=== Your instructions ===
Copy out all of the material exactly.

=== Available data ===
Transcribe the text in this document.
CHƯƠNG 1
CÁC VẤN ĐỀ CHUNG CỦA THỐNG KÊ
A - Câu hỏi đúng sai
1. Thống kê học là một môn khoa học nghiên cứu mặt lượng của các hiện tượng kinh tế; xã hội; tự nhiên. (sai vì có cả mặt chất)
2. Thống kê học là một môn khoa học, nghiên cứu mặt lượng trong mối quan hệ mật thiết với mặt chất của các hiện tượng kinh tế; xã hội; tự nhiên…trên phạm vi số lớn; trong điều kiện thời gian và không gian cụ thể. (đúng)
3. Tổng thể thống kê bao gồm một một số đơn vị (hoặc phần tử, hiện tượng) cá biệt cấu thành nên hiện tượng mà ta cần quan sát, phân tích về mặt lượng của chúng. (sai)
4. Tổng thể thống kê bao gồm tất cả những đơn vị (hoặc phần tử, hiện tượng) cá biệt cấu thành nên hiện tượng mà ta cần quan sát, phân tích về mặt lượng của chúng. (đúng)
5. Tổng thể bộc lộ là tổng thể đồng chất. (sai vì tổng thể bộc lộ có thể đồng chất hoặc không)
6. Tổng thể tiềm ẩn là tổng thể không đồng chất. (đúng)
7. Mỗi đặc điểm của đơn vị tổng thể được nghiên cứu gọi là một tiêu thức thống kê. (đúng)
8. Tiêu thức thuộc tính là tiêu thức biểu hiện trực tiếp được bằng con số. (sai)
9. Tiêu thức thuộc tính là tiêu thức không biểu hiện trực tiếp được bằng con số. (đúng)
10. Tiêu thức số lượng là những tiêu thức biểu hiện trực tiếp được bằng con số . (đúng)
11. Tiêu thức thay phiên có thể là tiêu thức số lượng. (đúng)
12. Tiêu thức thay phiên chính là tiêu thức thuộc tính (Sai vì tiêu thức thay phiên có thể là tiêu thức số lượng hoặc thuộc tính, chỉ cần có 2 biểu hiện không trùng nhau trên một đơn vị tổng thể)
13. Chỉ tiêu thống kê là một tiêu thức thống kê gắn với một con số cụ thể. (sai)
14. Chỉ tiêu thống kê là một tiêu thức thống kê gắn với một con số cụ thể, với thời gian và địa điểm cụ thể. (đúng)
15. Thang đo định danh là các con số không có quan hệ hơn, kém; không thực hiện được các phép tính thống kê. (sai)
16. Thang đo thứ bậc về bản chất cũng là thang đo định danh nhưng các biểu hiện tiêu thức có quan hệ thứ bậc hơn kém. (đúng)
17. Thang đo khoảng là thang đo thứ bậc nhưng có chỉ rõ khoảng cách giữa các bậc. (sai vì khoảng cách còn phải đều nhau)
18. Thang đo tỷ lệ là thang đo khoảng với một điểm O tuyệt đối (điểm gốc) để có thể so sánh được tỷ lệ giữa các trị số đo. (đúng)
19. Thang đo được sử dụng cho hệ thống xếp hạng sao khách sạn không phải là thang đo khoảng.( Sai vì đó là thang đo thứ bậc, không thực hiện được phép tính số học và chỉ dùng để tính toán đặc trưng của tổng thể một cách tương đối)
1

=== Worked answer ===
Transcribe the text in this document.
CHƯƠNG 1
CÁC VẤN ĐỀ CHUNG CỦA THỐNG KÊ
A - Câu hỏi đúng sai
1. Thống kê học là một môn khoa học nghiên cứu mặt lượng của các hiện tượng kinh tế; xã hội; tự nhiên. (sai vì có cả mặt chất)
2. Thống kê học là một môn khoa học, nghiên cứu mặt lượng trong mối quan hệ mật thiết với mặt chất của các hiện tượng kinh tế; xã hội; tự nhiên…trên phạm vi số lớn; trong điều kiện thời gian và không gian cụ thể. (đúng)
3. Tổng thể thống kê bao gồm một một số đơn vị (hoặc phần tử, hiện tượng) cá biệt cấu thành nên hiện tượng mà ta cần quan sát, phân tích về mặt lượng của chúng. (sai)
4. Tổng thể thống kê bao gồm tất cả những đơn vị (hoặc phần tử, hiện tượng) cá biệt cấu thành nên hiện tượng mà ta cần quan sát, phân tích về mặt lượng của chúng. (đúng)
5. Tổng thể bộc lộ là tổng thể đồng chất. (sai vì tổng thể bộc lộ có thể đồng chất hoặc không)
6. Tổng thể tiềm ẩn là tổng thể không đồng chất. (đúng)
7. Mỗi đặc điểm của đơn vị tổng thể được nghiên cứu gọi là một tiêu thức thống kê. (đúng)
8. Tiêu thức thuộc tính là tiêu thức biểu hiện trực tiếp được bằng con số. (sai)
9. Tiêu thức thuộc tính là tiêu thức không biểu hiện trực tiếp được bằng con số. (đúng)
10. Tiêu thức số lượng là những tiêu thức biểu hiện trực tiếp được bằng con số . (đúng)
11. Tiêu thức thay phiên có thể là tiêu thức số lượng. (đúng)
12. Tiêu thức thay phiên chính là tiêu thức thuộc tính (Sai vì tiêu thức thay phiên có thể là tiêu thức số lượng hoặc thuộc tính, chỉ cần có 2 biểu hiện không trùng nhau trên một đơn vị tổng thể)
13. Chỉ tiêu thống kê là một tiêu thức thống kê gắn với một con số cụ thể. (sai)
14. Chỉ tiêu thống kê là một tiêu thức thống kê gắn với một con số cụ thể, với thời gian và địa điểm cụ thể. (đúng)
15. Thang đo định danh là các con số không có quan hệ hơn, kém; không thực hiện được các phép tính thống kê. (sai)
16. Thang đo thứ bậc về bản chất cũng là thang đo định danh nhưng các biểu hiện tiêu thức có quan hệ thứ bậc hơn kém. (đúng)
17. Thang đo khoảng là thang đo thứ bậc nhưng có chỉ rõ khoảng cách giữa các bậc. (sai vì khoảng cách còn phải đều nhau)
18. Thang đo tỷ lệ là thang đo khoảng với một điểm O tuyệt đối (điểm gốc) để có thể so sánh được tỷ lệ giữa các trị số đo. (đúng)
19. Thang đo được sử dụng cho hệ thống xếp hạng sao khách sạn không phải là thang đo khoảng.( Sai vì đó là thang đo thứ bậc, không thực hiện được phép tính số học và chỉ dùng để tính toán đặc trưng của tổng thể một cách tương đối)
1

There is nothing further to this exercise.